*Data to use*:
## START

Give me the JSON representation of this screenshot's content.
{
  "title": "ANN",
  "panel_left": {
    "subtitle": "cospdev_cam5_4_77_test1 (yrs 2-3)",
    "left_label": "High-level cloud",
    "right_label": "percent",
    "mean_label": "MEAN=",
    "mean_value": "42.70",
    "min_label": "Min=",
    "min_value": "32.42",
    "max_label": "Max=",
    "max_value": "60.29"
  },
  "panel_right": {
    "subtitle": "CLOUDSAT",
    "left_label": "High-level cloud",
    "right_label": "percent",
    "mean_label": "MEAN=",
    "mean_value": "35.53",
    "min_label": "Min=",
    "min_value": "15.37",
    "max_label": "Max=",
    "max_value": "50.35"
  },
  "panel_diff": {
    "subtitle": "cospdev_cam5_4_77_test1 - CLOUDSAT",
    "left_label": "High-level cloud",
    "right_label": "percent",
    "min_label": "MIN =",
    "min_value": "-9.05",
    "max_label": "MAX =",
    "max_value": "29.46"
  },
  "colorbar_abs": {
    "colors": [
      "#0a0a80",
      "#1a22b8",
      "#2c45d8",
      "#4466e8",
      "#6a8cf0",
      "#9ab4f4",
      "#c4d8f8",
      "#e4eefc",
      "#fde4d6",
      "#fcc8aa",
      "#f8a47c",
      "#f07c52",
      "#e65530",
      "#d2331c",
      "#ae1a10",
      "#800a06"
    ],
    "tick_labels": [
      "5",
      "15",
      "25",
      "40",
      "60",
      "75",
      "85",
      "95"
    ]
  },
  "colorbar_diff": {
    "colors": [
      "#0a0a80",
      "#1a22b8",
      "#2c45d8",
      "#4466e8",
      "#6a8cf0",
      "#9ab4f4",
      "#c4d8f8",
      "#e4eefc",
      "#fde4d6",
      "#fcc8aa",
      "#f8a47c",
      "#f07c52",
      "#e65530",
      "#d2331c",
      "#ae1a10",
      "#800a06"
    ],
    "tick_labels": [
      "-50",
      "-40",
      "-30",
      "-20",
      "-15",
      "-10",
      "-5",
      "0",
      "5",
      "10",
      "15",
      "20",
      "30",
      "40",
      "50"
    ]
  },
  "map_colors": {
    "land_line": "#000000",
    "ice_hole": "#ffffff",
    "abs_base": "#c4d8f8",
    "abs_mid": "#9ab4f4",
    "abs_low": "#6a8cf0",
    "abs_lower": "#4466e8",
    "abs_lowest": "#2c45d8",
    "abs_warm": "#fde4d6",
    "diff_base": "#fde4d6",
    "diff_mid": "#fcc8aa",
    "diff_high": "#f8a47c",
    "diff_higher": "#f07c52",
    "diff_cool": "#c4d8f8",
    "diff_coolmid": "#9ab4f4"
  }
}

## END

*Your objective*: Everything in the listing above should be restated exactly.

*Response to the task*:
Give me the JSON representation of this screenshot's content.
{
  "title": "ANN",
  "panel_left": {
    "subtitle": "cospdev_cam5_4_77_test1 (yrs 2-3)",
    "left_label": "High-level cloud",
    "right_label": "percent",
    "mean_label": "MEAN=",
    "mean_value": "42.70",
    "min_label": "Min=",
    "min_value": "32.42",
    "max_label": "Max=",
    "max_value": "60.29"
  },
  "panel_right": {
    "subtitle": "CLOUDSAT",
    "left_label": "High-level cloud",
    "right_label": "percent",
    "mean_label": "MEAN=",
    "mean_value": "35.53",
    "min_label": "Min=",
    "min_value": "15.37",
    "max_label": "Max=",
    "max_value": "50.35"
  },
  "panel_diff": {
    "subtitle": "cospdev_cam5_4_77_test1 - CLOUDSAT",
    "left_label": "High-level cloud",
    "right_label": "percent",
    "min_label": "MIN =",
    "min_value": "-9.05",
    "max_label": "MAX =",
    "max_value": "29.46"
  },
  "colorbar_abs": {
    "colors": [
      "#0a0a80",
      "#1a22b8",
      "#2c45d8",
      "#4466e8",
      "#6a8cf0",
      "#9ab4f4",
      "#c4d8f8",
      "#e4eefc",
      "#fde4d6",
      "#fcc8aa",
      "#f8a47c",
      "#f07c52",
      "#e65530",
      "#d2331c",
      "#ae1a10",
      "#800a06"
    ],
    "tick_labels": [
      "5",
      "15",
      "25",
      "40",
      "60",
      "75",
      "85",
      "95"
    ]
  },
  "colorbar_diff": {
    "colors": [
      "#0a0a80",
      "#1a22b8",
      "#2c45d8",
      "#4466e8",
      "#6a8cf0",
      "#9ab4f4",
      "#c4d8f8",
      "#e4eefc",
      "#fde4d6",
      "#fcc8aa",
      "#f8a47c",
      "#f07c52",
      "#e65530",
      "#d2331c",
      "#ae1a10",
      "#800a06"
    ],
    "tick_labels": [
      "-50",
      "-40",
      "-30",
      "-20",
      "-15",
      "-10",
      "-5",
      "0",
      "5",
      "10",
      "15",
      "20",
      "30",
      "40",
      "50"
    ]
  },
  "map_colors": {
    "land_line": "#000000",
    "ice_hole": "#ffffff",
    "abs_base": "#c4d8f8",
    "abs_mid": "#9ab4f4",
    "abs_low": "#6a8cf0",
    "abs_lower": "#4466e8",
    "abs_lowest": "#2c45d8",
    "abs_warm": "#fde4d6",
    "diff_base": "#fde4d6",
    "diff_mid": "#fcc8aa",
    "diff_high": "#f8a47c",
    "diff_higher": "#f07c52",
    "diff_cool": "#c4d8f8",
    "diff_coolmid": "#9ab4f4"
  }
}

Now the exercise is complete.